#### TASK DETAILS
An exact reproduction of the records is required, with all images left out.
------
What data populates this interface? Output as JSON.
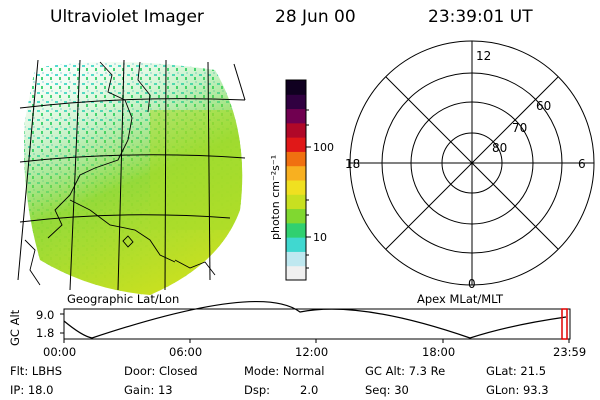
{
  "header": {
    "instrument": "Ultraviolet Imager",
    "date": "28 Jun 00",
    "time": "23:39:01 UT"
  },
  "colorbar": {
    "unit_label": "photon cm⁻²s⁻¹",
    "ticks": [
      "100",
      "10"
    ],
    "colors": [
      "#f0f0f0",
      "#bfe8f0",
      "#40d8d0",
      "#30d070",
      "#80d830",
      "#c8e020",
      "#f0e020",
      "#f8b020",
      "#f07010",
      "#e01818",
      "#b00828",
      "#700050",
      "#300040",
      "#100020"
    ]
  },
  "map_panel": {
    "caption": "Geographic Lat/Lon",
    "accent_color": "#90d830"
  },
  "polar_panel": {
    "caption": "Apex MLat/MLT",
    "mlt_labels": {
      "top": "12",
      "left": "18",
      "right": "6",
      "bottom": "0"
    },
    "lat_labels": [
      "60",
      "70",
      "80"
    ]
  },
  "gc_plot": {
    "ylabel": "GC Alt",
    "yticks": [
      "9.0",
      "1.8"
    ],
    "xticks": [
      "00:00",
      "06:00",
      "12:00",
      "18:00",
      "23:59"
    ],
    "marker_color": "#e00000"
  },
  "status": {
    "flt": "Flt: LBHS",
    "ip": "IP: 18.0",
    "door": "Door: Closed",
    "gain": "Gain: 13",
    "mode": "Mode: Normal",
    "dsp_label": "Dsp:",
    "dsp_value": "2.0",
    "gc_alt": "GC Alt: 7.3 Re",
    "seq": "Seq: 30",
    "glat": "GLat: 21.5",
    "glon": "GLon: 93.3"
  }
}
------
#### EXERCISE RESPONSE
What data populates this interface? Output as JSON.
{
  "header": {
    "instrument": "Ultraviolet Imager",
    "date": "28 Jun 00",
    "time": "23:39:01 UT"
  },
  "colorbar": {
    "unit_label": "photon cm⁻²s⁻¹",
    "ticks": [
      "100",
      "10"
    ],
    "colors": [
      "#f0f0f0",
      "#bfe8f0",
      "#40d8d0",
      "#30d070",
      "#80d830",
      "#c8e020",
      "#f0e020",
      "#f8b020",
      "#f07010",
      "#e01818",
      "#b00828",
      "#700050",
      "#300040",
      "#100020"
    ]
  },
  "map_panel": {
    "caption": "Geographic Lat/Lon",
    "accent_color": "#90d830"
  },
  "polar_panel": {
    "caption": "Apex MLat/MLT",
    "mlt_labels": {
      "top": "12",
      "left": "18",
      "right": "6",
      "bottom": "0"
    },
    "lat_labels": [
      "60",
      "70",
      "80"
    ]
  },
  "gc_plot": {
    "ylabel": "GC Alt",
    "yticks": [
      "9.0",
      "1.8"
    ],
    "xticks": [
      "00:00",
      "06:00",
      "12:00",
      "18:00",
      "23:59"
    ],
    "marker_color": "#e00000"
  },
  "status": {
    "flt": "Flt: LBHS",
    "ip": "IP: 18.0",
    "door": "Door: Closed",
    "gain": "Gain: 13",
    "mode": "Mode: Normal",
    "dsp_label": "Dsp:",
    "dsp_value": "2.0",
    "gc_alt": "GC Alt: 7.3 Re",
    "seq": "Seq: 30",
    "glat": "GLat: 21.5",
    "glon": "GLon: 93.3"
  }
}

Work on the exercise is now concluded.